Find each line in the following listing that has the string "object", then state the count and nothing else.

-- START Input rows --

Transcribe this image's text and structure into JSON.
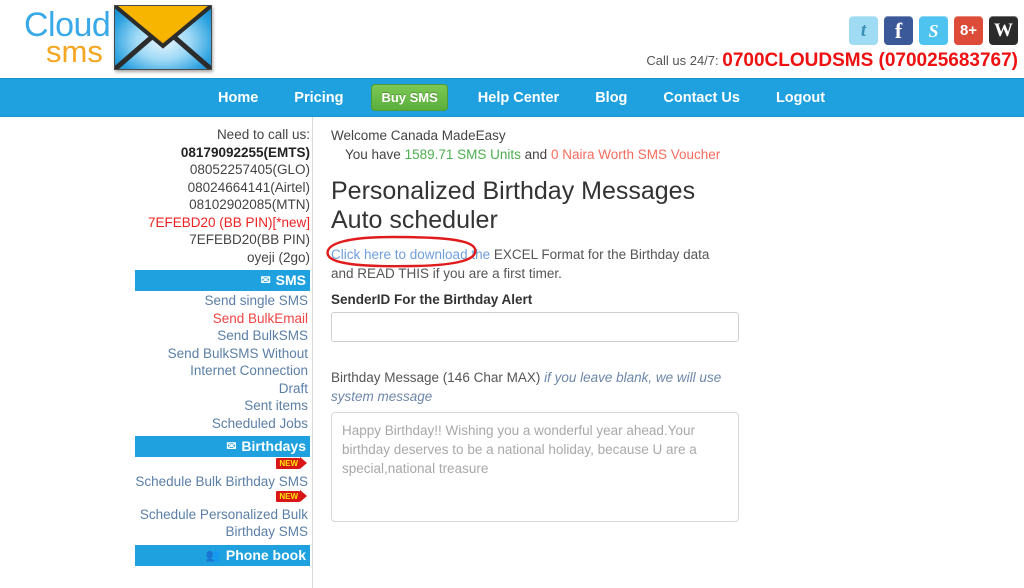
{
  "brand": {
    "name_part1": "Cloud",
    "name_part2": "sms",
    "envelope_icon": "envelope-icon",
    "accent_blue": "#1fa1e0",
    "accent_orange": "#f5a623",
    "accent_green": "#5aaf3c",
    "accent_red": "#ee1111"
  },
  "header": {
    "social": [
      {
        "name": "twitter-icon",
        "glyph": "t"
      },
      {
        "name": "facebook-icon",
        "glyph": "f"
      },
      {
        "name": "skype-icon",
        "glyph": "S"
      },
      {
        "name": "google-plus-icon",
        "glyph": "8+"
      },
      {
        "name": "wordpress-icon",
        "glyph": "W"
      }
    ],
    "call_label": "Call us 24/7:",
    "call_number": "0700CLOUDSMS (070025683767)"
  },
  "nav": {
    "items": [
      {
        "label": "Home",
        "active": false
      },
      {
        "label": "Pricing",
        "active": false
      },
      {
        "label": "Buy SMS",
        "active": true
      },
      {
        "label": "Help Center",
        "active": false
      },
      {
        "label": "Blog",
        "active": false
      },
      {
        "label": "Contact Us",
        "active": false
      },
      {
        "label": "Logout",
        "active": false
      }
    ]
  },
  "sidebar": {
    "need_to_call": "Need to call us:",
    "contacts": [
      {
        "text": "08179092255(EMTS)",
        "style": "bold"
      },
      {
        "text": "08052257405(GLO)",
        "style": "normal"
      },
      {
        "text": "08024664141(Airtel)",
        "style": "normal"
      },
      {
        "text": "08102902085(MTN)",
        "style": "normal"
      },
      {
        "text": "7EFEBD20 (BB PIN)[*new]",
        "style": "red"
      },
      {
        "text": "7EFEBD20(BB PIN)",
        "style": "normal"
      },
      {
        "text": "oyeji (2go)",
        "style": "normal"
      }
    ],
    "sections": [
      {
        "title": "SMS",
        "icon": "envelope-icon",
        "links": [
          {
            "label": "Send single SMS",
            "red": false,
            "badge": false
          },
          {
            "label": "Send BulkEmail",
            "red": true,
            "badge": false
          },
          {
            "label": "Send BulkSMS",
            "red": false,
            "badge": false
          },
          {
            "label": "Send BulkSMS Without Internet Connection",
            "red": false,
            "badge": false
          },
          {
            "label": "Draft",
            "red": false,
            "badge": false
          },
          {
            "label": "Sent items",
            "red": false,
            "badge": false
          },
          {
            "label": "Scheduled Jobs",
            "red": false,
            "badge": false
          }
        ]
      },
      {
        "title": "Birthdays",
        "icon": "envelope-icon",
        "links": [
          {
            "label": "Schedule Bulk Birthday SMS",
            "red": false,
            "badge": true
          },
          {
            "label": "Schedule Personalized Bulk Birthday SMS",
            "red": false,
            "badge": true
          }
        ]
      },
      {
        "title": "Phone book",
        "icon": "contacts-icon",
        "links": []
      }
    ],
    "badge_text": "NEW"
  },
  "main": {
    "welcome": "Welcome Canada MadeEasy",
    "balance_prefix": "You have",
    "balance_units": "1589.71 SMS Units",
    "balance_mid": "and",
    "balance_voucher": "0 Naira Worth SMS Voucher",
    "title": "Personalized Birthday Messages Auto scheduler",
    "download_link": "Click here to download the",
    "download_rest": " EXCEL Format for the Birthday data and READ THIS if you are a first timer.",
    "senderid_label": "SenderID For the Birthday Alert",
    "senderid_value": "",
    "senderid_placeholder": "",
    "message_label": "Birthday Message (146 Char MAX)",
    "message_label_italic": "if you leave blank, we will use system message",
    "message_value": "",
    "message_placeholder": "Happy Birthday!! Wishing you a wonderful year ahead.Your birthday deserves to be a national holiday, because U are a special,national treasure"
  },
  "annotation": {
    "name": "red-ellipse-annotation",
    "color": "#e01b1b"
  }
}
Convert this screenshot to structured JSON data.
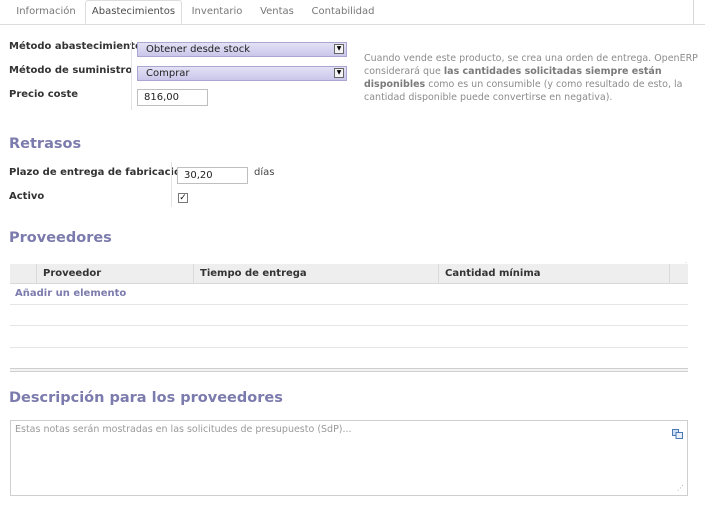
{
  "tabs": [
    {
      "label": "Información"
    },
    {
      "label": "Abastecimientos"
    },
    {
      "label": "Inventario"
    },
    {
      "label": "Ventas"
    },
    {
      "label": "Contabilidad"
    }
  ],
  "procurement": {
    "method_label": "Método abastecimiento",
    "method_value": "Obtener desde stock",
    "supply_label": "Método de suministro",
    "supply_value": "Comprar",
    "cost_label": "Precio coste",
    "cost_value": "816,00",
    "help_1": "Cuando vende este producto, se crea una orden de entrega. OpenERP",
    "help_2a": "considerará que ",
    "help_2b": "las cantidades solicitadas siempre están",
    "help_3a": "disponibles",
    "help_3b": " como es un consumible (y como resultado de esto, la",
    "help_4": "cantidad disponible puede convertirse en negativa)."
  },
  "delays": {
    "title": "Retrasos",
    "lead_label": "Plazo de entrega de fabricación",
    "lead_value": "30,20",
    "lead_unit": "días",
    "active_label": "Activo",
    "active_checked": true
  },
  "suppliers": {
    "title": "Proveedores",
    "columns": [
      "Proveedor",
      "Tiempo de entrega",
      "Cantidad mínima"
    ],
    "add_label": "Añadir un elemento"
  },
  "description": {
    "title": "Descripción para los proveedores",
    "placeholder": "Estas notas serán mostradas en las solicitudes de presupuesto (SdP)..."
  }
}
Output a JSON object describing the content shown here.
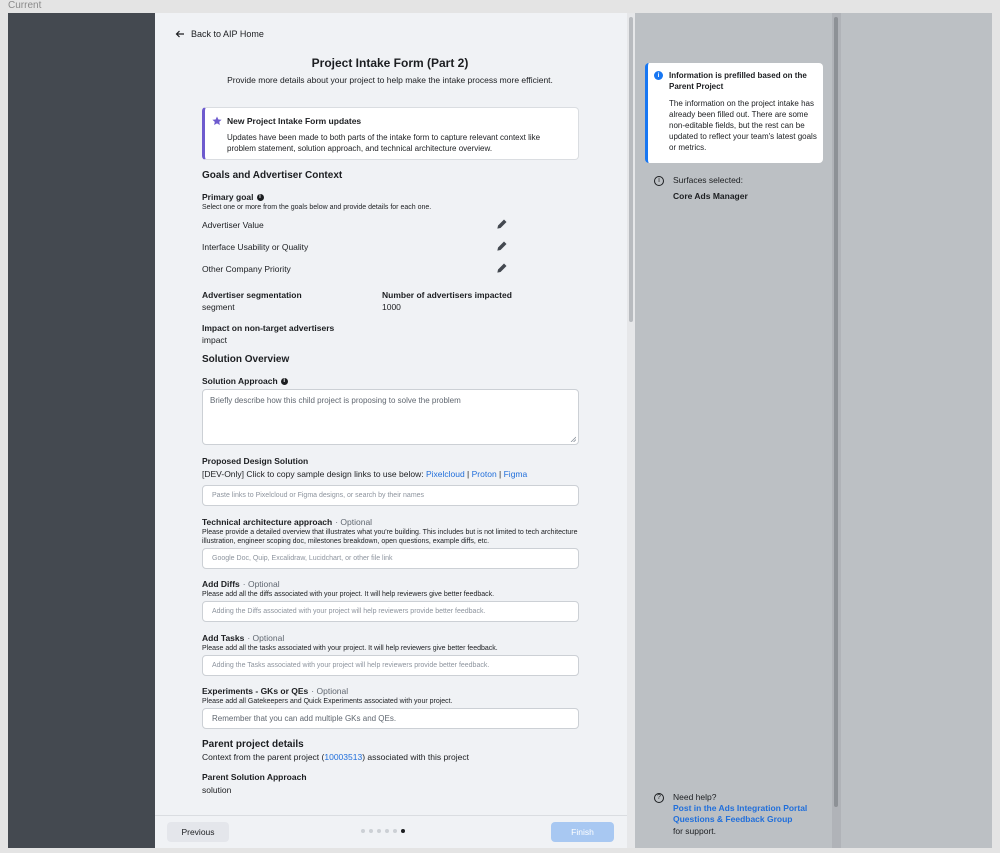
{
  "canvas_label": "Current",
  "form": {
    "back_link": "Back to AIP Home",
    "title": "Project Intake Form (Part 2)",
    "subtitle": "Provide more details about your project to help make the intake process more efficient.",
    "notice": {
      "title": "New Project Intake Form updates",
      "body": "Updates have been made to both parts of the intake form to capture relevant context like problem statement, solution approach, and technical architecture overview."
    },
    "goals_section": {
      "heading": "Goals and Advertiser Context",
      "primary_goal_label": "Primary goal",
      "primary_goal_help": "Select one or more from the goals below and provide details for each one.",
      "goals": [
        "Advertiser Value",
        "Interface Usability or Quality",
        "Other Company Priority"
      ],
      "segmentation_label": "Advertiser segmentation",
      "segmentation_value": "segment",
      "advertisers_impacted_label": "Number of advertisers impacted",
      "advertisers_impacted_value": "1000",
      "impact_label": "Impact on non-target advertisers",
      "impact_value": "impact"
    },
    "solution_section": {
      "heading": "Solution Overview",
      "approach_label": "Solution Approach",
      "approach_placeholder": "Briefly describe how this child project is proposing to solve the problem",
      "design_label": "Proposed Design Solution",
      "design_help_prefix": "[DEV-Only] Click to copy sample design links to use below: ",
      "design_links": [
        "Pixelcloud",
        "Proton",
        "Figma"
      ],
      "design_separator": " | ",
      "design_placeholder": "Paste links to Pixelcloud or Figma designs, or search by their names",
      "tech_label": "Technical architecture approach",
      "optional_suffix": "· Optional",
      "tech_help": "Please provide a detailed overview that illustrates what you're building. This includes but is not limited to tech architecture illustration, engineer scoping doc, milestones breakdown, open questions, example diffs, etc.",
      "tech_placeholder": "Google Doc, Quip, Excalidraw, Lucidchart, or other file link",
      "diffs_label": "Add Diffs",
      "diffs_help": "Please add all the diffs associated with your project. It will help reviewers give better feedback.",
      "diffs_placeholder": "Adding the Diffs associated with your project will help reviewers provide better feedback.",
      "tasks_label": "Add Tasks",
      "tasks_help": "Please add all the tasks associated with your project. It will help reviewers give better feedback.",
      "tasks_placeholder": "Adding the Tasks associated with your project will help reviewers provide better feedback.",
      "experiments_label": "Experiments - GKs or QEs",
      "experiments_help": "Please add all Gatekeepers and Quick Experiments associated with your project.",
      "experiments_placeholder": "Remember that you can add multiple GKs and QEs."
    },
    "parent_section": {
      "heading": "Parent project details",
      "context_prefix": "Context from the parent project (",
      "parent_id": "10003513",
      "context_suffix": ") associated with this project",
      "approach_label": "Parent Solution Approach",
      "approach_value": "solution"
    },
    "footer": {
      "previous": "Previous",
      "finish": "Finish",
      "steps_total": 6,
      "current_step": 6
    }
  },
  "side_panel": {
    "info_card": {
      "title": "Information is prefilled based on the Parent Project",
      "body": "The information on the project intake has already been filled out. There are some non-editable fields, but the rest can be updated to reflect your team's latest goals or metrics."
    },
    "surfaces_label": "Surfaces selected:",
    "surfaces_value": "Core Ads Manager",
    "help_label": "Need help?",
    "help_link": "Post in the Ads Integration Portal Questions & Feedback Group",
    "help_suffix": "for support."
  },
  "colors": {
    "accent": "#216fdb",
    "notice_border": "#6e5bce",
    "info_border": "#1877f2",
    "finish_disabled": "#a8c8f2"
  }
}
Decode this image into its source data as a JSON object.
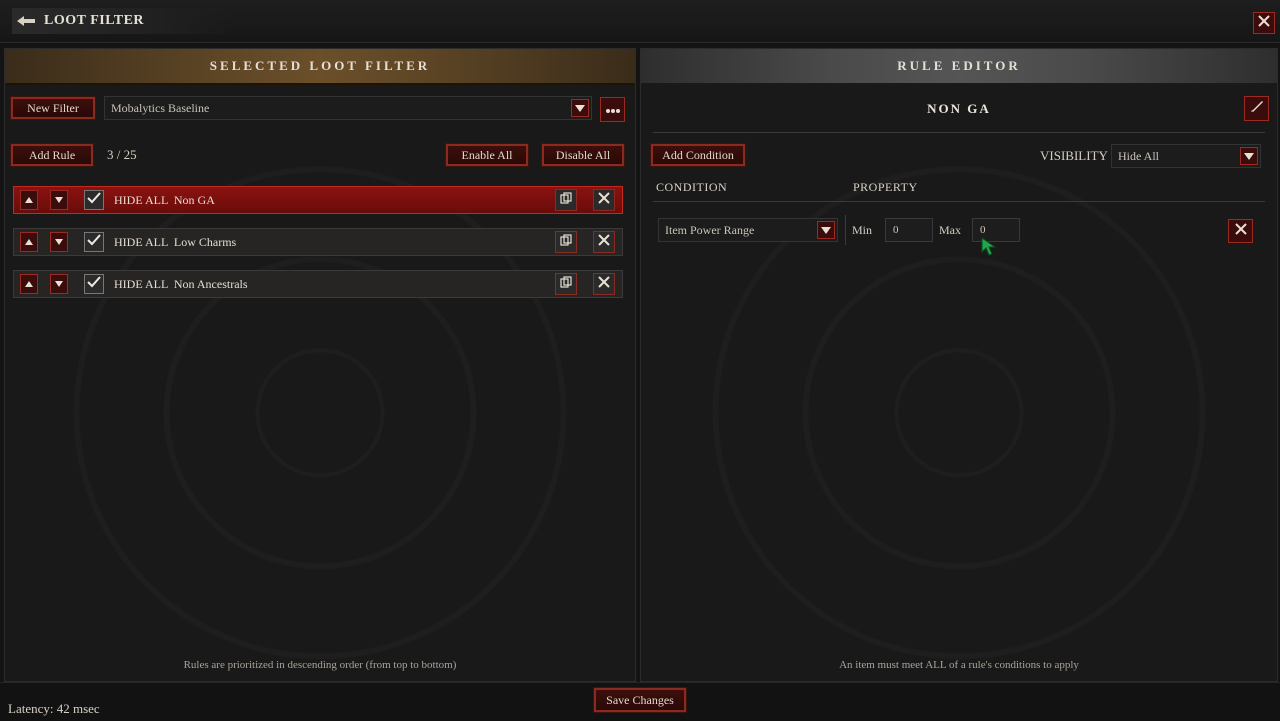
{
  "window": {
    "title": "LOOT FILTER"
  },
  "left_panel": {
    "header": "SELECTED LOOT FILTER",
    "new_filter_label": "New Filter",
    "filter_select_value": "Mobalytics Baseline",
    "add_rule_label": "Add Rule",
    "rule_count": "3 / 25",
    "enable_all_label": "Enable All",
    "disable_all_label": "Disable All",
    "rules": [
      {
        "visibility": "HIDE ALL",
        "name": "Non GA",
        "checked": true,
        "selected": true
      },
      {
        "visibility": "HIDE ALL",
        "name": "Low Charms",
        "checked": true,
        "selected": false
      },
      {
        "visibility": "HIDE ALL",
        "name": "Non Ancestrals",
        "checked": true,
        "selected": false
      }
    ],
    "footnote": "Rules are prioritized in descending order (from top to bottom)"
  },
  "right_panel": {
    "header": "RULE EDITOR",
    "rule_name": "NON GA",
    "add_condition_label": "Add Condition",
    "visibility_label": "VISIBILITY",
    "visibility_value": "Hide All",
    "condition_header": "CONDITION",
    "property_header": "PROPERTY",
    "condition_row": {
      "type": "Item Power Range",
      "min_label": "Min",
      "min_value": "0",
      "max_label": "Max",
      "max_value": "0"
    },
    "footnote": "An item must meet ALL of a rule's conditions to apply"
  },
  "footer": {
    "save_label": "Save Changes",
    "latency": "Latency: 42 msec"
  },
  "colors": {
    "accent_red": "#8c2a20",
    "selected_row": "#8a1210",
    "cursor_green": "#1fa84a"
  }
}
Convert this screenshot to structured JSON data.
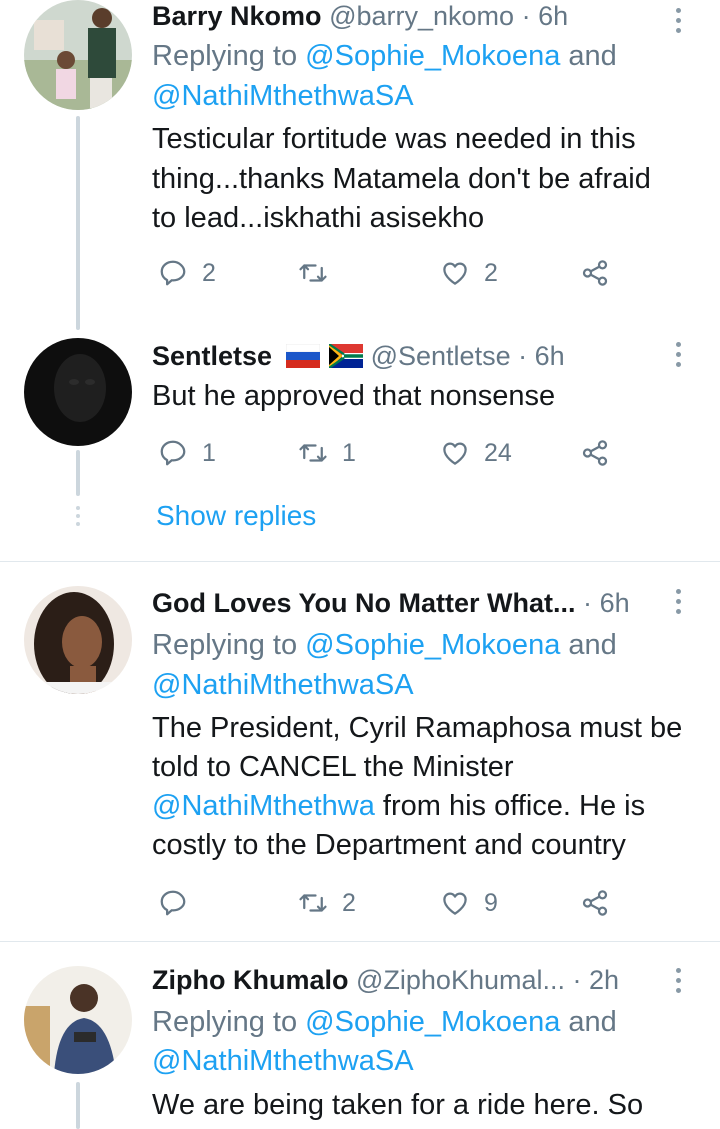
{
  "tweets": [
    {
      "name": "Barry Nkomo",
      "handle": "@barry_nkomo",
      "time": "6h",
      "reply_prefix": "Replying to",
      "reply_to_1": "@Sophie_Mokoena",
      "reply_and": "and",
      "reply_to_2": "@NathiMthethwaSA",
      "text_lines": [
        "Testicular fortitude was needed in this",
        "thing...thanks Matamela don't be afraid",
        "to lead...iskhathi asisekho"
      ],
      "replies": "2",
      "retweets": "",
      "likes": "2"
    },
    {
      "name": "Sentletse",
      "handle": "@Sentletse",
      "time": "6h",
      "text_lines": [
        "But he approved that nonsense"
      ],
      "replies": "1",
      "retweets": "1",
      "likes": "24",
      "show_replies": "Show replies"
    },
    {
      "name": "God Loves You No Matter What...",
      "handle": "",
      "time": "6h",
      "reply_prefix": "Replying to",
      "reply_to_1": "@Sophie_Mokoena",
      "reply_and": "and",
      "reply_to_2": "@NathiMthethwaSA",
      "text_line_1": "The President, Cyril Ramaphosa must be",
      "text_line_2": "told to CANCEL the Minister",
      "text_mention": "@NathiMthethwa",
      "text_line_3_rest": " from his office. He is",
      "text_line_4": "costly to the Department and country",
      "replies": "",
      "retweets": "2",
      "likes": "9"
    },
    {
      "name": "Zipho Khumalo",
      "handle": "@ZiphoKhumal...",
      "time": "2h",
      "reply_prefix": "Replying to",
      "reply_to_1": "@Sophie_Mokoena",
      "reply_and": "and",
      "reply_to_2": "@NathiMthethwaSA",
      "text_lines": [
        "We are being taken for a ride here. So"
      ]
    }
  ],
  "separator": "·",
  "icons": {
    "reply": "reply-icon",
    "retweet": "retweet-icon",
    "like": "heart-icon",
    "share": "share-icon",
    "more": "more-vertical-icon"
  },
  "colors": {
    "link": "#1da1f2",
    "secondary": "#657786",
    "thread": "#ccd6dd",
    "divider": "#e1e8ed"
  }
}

-- END Input rows --

*Full answer:* 2